┏━━
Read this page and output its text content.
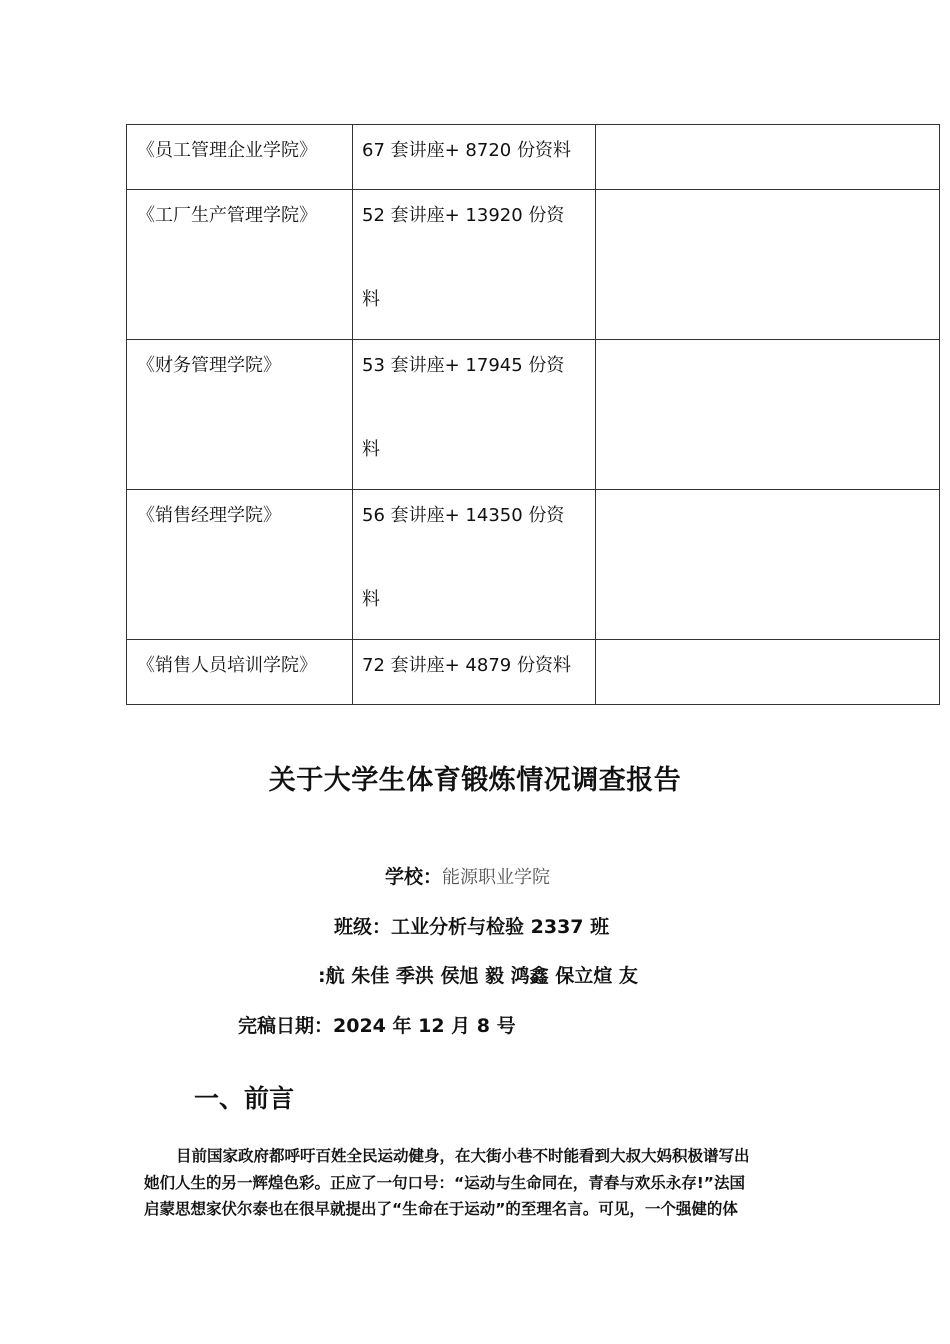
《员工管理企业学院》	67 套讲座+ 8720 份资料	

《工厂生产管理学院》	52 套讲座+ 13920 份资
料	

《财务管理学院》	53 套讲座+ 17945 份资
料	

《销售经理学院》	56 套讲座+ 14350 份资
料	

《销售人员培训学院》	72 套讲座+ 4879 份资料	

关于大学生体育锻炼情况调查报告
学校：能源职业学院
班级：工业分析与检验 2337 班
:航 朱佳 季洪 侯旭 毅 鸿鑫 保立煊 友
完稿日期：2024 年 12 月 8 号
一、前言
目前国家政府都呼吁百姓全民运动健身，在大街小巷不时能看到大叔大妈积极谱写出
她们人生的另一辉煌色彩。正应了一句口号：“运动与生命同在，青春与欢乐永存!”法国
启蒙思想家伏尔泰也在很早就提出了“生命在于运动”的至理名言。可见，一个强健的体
┗━━
┏━━
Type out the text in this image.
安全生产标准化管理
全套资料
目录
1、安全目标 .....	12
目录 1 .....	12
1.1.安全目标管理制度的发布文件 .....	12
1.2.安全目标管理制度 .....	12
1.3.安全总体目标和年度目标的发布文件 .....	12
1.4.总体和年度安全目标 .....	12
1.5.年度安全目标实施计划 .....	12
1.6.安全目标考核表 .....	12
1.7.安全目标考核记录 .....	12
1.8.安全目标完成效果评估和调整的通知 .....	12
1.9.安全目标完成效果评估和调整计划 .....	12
┗━━
┏━━
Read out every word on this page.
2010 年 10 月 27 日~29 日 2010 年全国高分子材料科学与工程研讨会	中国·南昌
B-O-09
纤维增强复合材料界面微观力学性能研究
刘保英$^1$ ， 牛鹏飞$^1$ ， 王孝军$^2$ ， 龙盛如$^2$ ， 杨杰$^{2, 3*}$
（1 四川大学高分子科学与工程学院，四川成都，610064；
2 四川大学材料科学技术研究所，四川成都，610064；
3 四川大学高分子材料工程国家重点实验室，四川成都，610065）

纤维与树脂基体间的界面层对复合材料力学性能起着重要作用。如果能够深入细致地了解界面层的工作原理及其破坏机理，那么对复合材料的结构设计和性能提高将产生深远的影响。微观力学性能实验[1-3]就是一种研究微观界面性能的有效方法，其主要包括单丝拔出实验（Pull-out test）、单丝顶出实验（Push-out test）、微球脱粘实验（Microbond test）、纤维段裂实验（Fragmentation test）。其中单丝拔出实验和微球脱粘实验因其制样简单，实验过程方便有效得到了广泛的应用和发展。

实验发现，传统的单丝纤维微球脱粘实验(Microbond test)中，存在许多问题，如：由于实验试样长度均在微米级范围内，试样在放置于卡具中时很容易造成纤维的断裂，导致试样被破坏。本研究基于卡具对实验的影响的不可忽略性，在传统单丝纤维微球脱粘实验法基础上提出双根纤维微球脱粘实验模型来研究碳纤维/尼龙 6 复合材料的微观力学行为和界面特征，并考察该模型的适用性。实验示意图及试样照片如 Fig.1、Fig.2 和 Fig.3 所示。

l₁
┗━━
▶ _WORK TO DO_: Return all lines of the material above in which the word "test" occurs.

▶ _COMPLETED TASK_:
纤维与树脂基体间的界面层对复合材料力学性能起着重要作用。如果能够深入细致地了解界面层的工作原理及其破坏机理，那么对复合材料的结构设计和性能提高将产生深远的影响。微观力学性能实验[1-3]就是一种研究微观界面性能的有效方法，其主要包括单丝拔出实验（Pull-out test）、单丝顶出实验（Push-out test）、微球脱粘实验（Microbond test）、纤维段裂实验（Fragmentation test）。其中单丝拔出实验和微球脱粘实验因其制样简单，实验过程方便有效得到了广泛的应用和发展。
实验发现，传统的单丝纤维微球脱粘实验(Microbond test)中，存在许多问题，如：由于实验试样长度均在微米级范围内，试样在放置于卡具中时很容易造成纤维的断裂，导致试样被破坏。本研究基于卡具对实验的影响的不可忽略性，在传统单丝纤维微球脱粘实验法基础上提出双根纤维微球脱粘实验模型来研究碳纤维/尼龙 6 复合材料的微观力学行为和界面特征，并考察该模型的适用性。实验示意图及试样照片如 Fig.1、Fig.2 和 Fig.3 所示。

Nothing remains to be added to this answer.